[Dataset items]
▶
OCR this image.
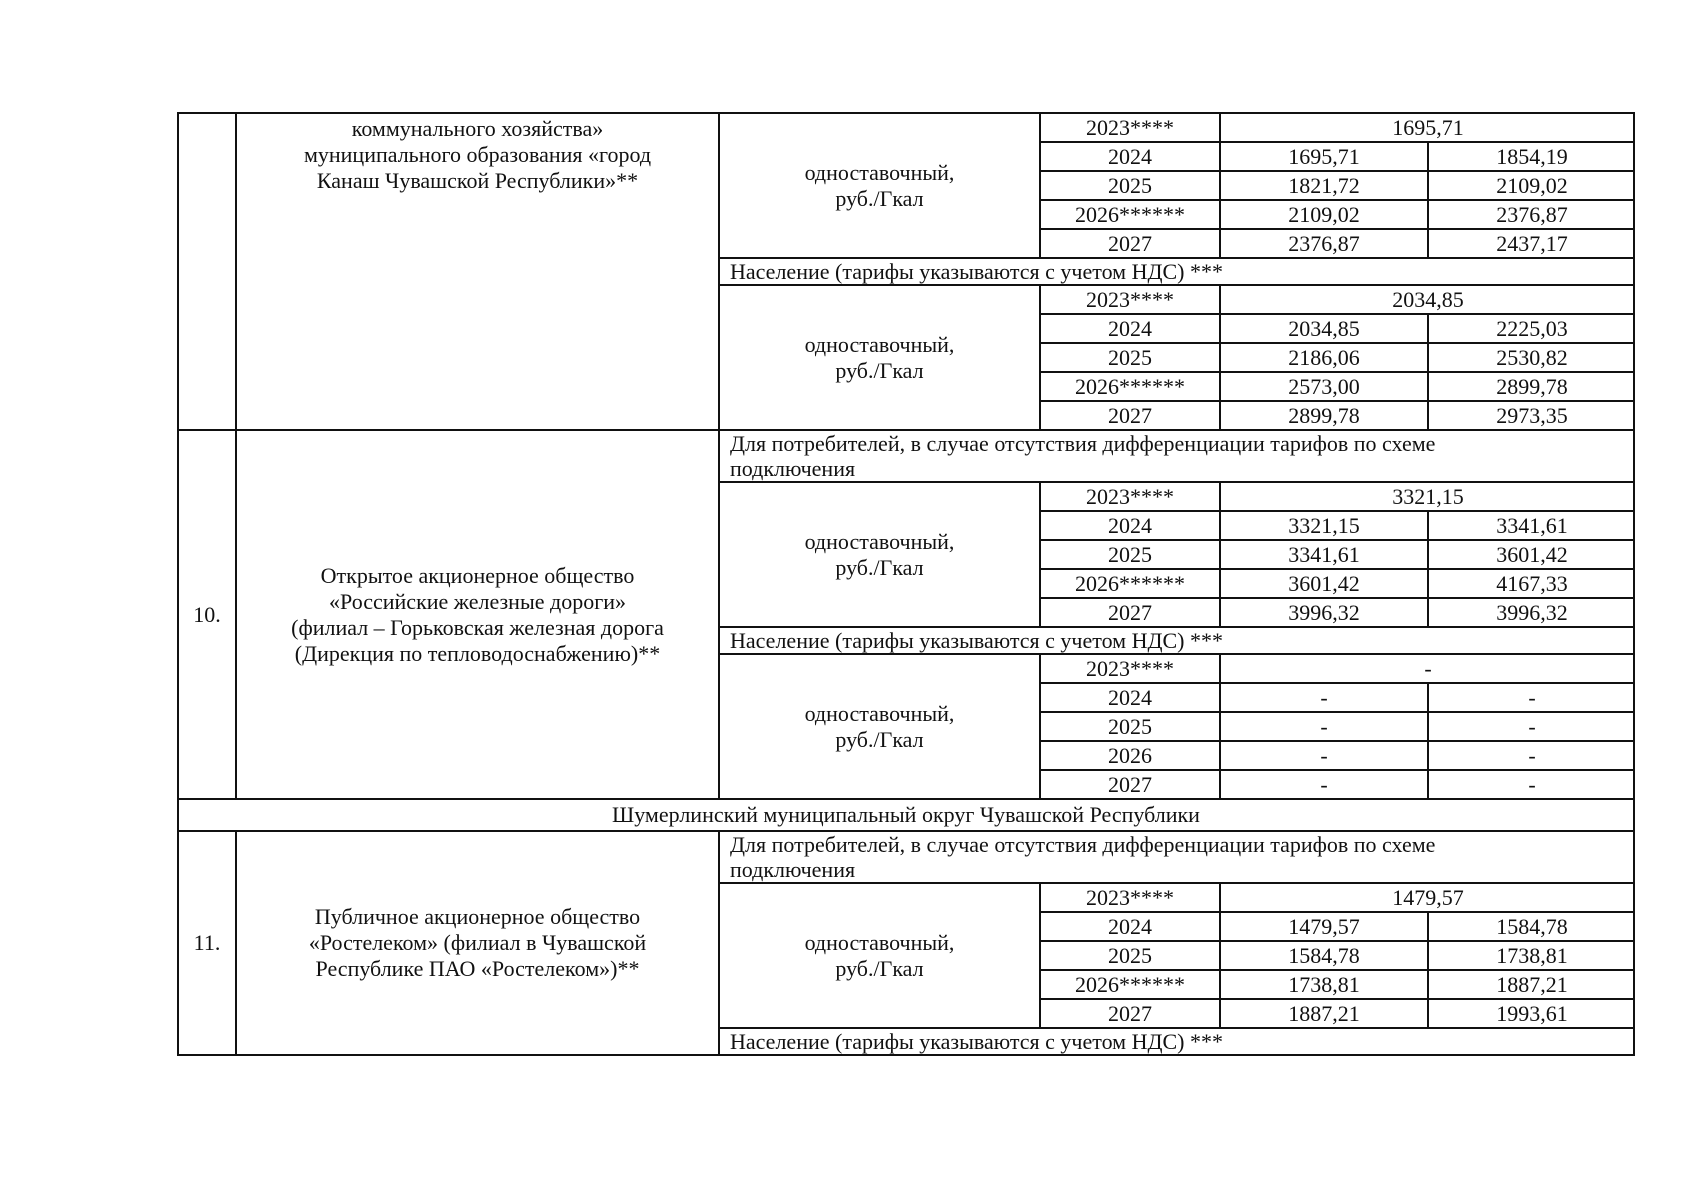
коммунального хозяйства»
муниципального образования «город
Канаш Чувашской Республики»**
		одноставочный,
руб./Гкал
	2023****	1695,71
2024	1695,71	1854,19
2025	1821,72	2109,02
2026******	2109,02	2376,87
2027	2376,87	2437,17
Население (тарифы указываются с учетом НДС) ***
одноставочный,
руб./Гкал
	2023****	2034,85
2024	2034,85	2225,03
2025	2186,06	2530,82
2026******	2573,00	2899,78
2027	2899,78	2973,35

10.	
Открытое акционерное общество
«Российские железные дороги»
(филиал – Горьковская железная дорога
(Дирекция по тепловодоснабжению)**

Для потребителей, в случае отсутствия дифференциации тарифов по схеме
подключения
одноставочный,
руб./Гкал
	2023****	3321,15
2024	3321,15	3341,61
2025	3341,61	3601,42
2026******	3601,42	4167,33
2027	3996,32	3996,32
Население (тарифы указываются с учетом НДС) ***
одноставочный,
руб./Гкал
	2023****	-
2024	-	-
2025	-	-
2026	-	-
2027	-	-

Шумерлинский муниципальный округ Чувашской Республики
11.	
Публичное акционерное общество
«Ростелеком» (филиал в Чувашской
Республике ПАО «Ростелеком»)**

Для потребителей, в случае отсутствия дифференциации тарифов по схеме
подключения
одноставочный,
руб./Гкал
	2023****	1479,57
2024	1479,57	1584,78
2025	1584,78	1738,81
2026******	1738,81	1887,21
2027	1887,21	1993,61
Население (тарифы указываются с учетом НДС) ***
◀
**Task objective:**
Omit every picture, then reproduce the rest of the listing exactly.

**Reply:**
OCR this image.
коммунального хозяйства»
муниципального образования «город
Канаш Чувашской Республики»**
		одноставочный,
руб./Гкал
	2023****	1695,71
2024	1695,71	1854,19
2025	1821,72	2109,02
2026******	2109,02	2376,87
2027	2376,87	2437,17
Население (тарифы указываются с учетом НДС) ***
одноставочный,
руб./Гкал
	2023****	2034,85
2024	2034,85	2225,03
2025	2186,06	2530,82
2026******	2573,00	2899,78
2027	2899,78	2973,35

10.	
Открытое акционерное общество
«Российские железные дороги»
(филиал – Горьковская железная дорога
(Дирекция по тепловодоснабжению)**

Для потребителей, в случае отсутствия дифференциации тарифов по схеме
подключения
одноставочный,
руб./Гкал
	2023****	3321,15
2024	3321,15	3341,61
2025	3341,61	3601,42
2026******	3601,42	4167,33
2027	3996,32	3996,32
Население (тарифы указываются с учетом НДС) ***
одноставочный,
руб./Гкал
	2023****	-
2024	-	-
2025	-	-
2026	-	-
2027	-	-

Шумерлинский муниципальный округ Чувашской Республики
11.	
Публичное акционерное общество
«Ростелеком» (филиал в Чувашской
Республике ПАО «Ростелеком»)**

Для потребителей, в случае отсутствия дифференциации тарифов по схеме
подключения
одноставочный,
руб./Гкал
	2023****	1479,57
2024	1479,57	1584,78
2025	1584,78	1738,81
2026******	1738,81	1887,21
2027	1887,21	1993,61
Население (тарифы указываются с учетом НДС) ***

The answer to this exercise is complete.